Work instructions:
Identify every line containing the word "közbenső" and reproduce each one.

::::::::::

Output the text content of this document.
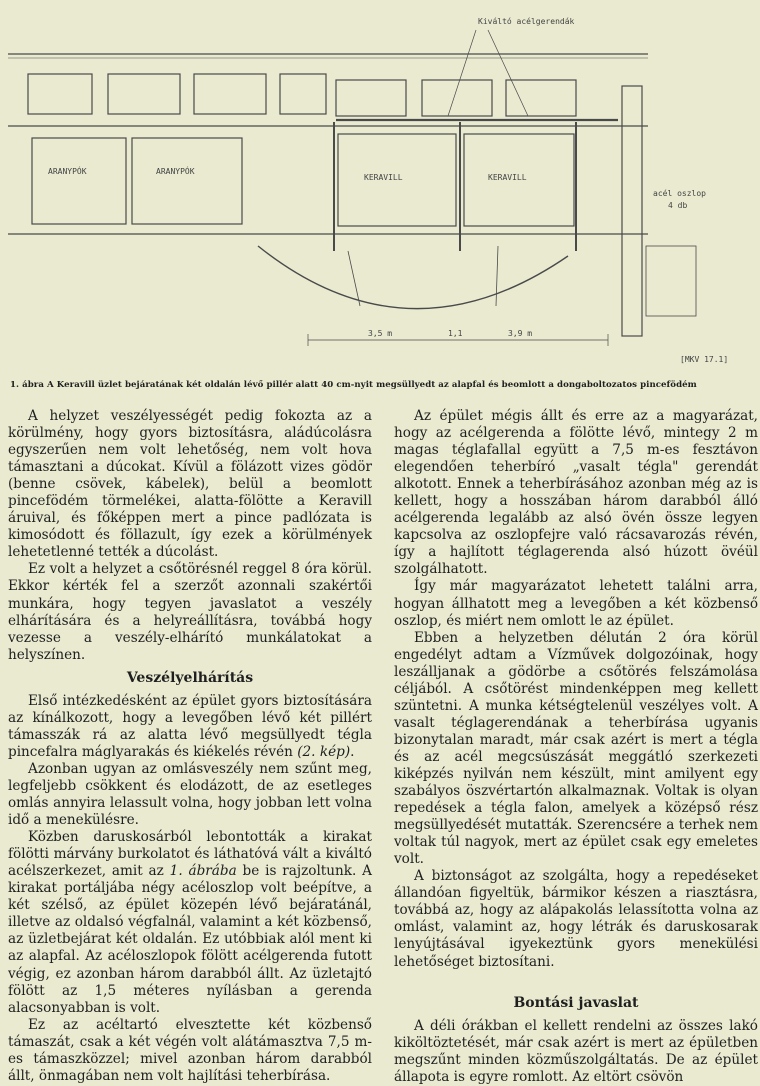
Kiváltó acélgerendák
ARANYPÓK	ARANYPÓK
KERAVILL	KERAVILL
acél oszlop
4 db
3,5 m	1,1	3,9 m
[MKV 17.1]
1. ábra A Keravill üzlet bejáratának két oldalán lévő pillér alatt 40 cm-nyit megsüllyedt az alapfal és beomlott a dongaboltozatos pincefödém

A helyzet veszélyességét pedig fokozta az a körülmény, hogy gyors biztosításra, aládúcolásra egyszerűen nem volt lehetőség, nem volt hova támasztani a dúcokat. Kívül a fölázott vizes gödör (benne csövek, kábelek), belül a beomlott pincefödém törmelékei, alatta-fölötte a Keravill áruival, és főképpen mert a pince padlózata is kimosódott és föllazult, így ezek a körülmények lehetetlenné tették a dúcolást.

Ez volt a helyzet a csőtörésnél reggel 8 óra körül. Ekkor kérték fel a szerzőt azonnali szakértői munkára, hogy tegyen javaslatot a veszély elhárítására és a helyreállításra, továbbá hogy vezesse a veszély-elhárító munkálatokat a helyszínen.

Veszélyelhárítás

Első intézkedésként az épület gyors biztosítására az kínálkozott, hogy a levegőben lévő két pillért támasszák rá az alatta lévő megsüllyedt tégla pincefalra máglyarakás és kiékelés révén (2. kép).

Azonban ugyan az omlásveszély nem szűnt meg, legfeljebb csökkent és elodázott, de az esetleges omlás annyira lelassult volna, hogy jobban lett volna idő a menekülésre.

Közben daruskosárból lebontották a kirakat fölötti márvány burkolatot és láthatóvá vált a kiváltó acélszerkezet, amit az 1. ábrába be is rajzoltunk. A kirakat portáljába négy acéloszlop volt beépítve, a két szélső, az épület közepén lévő bejáratánál, illetve az oldalsó végfalnál, valamint a két közbenső, az üzletbejárat két oldalán. Ez utóbbiak alól ment ki az alapfal. Az acéloszlopok fölött acélgerenda futott végig, ez azonban három darabból állt. Az üzletajtó fölött az 1,5 méteres nyílásban a gerenda alacsonyabban is volt.

Ez az acéltartó elvesztette két közbenső támaszát, csak a két végén volt alátámasztva 7,5 m-es támaszközzel; mivel azonban három darabból állt, önmagában nem volt hajlítási teherbírása.

Az épület mégis állt és erre az a magyarázat, hogy az acélgerenda a fölötte lévő, mintegy 2 m magas téglafallal együtt a 7,5 m-es fesztávon elegendően teherbíró „vasalt tégla" gerendát alkotott. Ennek a teherbírásához azonban még az is kellett, hogy a hosszában három darabból álló acélgerenda legalább az alsó övén össze legyen kapcsolva az oszlopfejre való rácsavarozás révén, így a hajlított téglagerenda alsó húzott övéül szolgálhatott.

Így már magyarázatot lehetett találni arra, hogyan állhatott meg a levegőben a két közbenső oszlop, és miért nem omlott le az épület.

Ebben a helyzetben délután 2 óra körül engedélyt adtam a Vízművek dolgozóinak, hogy leszálljanak a gödörbe a csőtörés felszámolása céljából. A csőtörést mindenképpen meg kellett szüntetni. A munka kétségtelenül veszélyes volt. A vasalt téglagerendának a teherbírása ugyanis bizonytalan maradt, már csak azért is mert a tégla és az acél megcsúszását meggátló szerkezeti kiképzés nyilván nem készült, mint amilyent egy szabályos öszvértartón alkalmaznak. Voltak is olyan repedések a tégla falon, amelyek a középső rész megsüllyedését mutatták. Szerencsére a terhek nem voltak túl nagyok, mert az épület csak egy emeletes volt.

A biztonságot az szolgálta, hogy a repedéseket állandóan figyeltük, bármikor készen a riasztásra, továbbá az, hogy az alápakolás lelassította volna az omlást, valamint az, hogy létrák és daruskosarak lenyújtásával igyekeztünk gyors menekülési lehetőséget biztosítani.

Bontási javaslat

A déli órákban el kellett rendelni az összes lakó kiköltöztetését, már csak azért is mert az épületben megszűnt minden közműszolgáltatás. De az épület állapota is egyre romlott. Az eltört csövön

::::::::::

Reply to the task:
Közben daruskosárból lebontották a kirakat fölötti márvány burkolatot és láthatóvá vált a kiváltó acélszerkezet, amit az 1. ábrába be is rajzoltunk. A kirakat portáljába négy acéloszlop volt beépítve, a két szélső, az épület közepén lévő bejáratánál, illetve az oldalsó végfalnál, valamint a két közbenső, az üzletbejárat két oldalán. Ez utóbbiak alól ment ki az alapfal. Az acéloszlopok fölött acélgerenda futott végig, ez azonban három darabból állt. Az üzletajtó fölött az 1,5 méteres nyílásban a gerenda alacsonyabban is volt.
Ez az acéltartó elvesztette két közbenső támaszát, csak a két végén volt alátámasztva 7,5 m-es támaszközzel; mivel azonban három darabból állt, önmagában nem volt hajlítási teherbírása.
Így már magyarázatot lehetett találni arra, hogyan állhatott meg a levegőben a két közbenső oszlop, és miért nem omlott le az épület.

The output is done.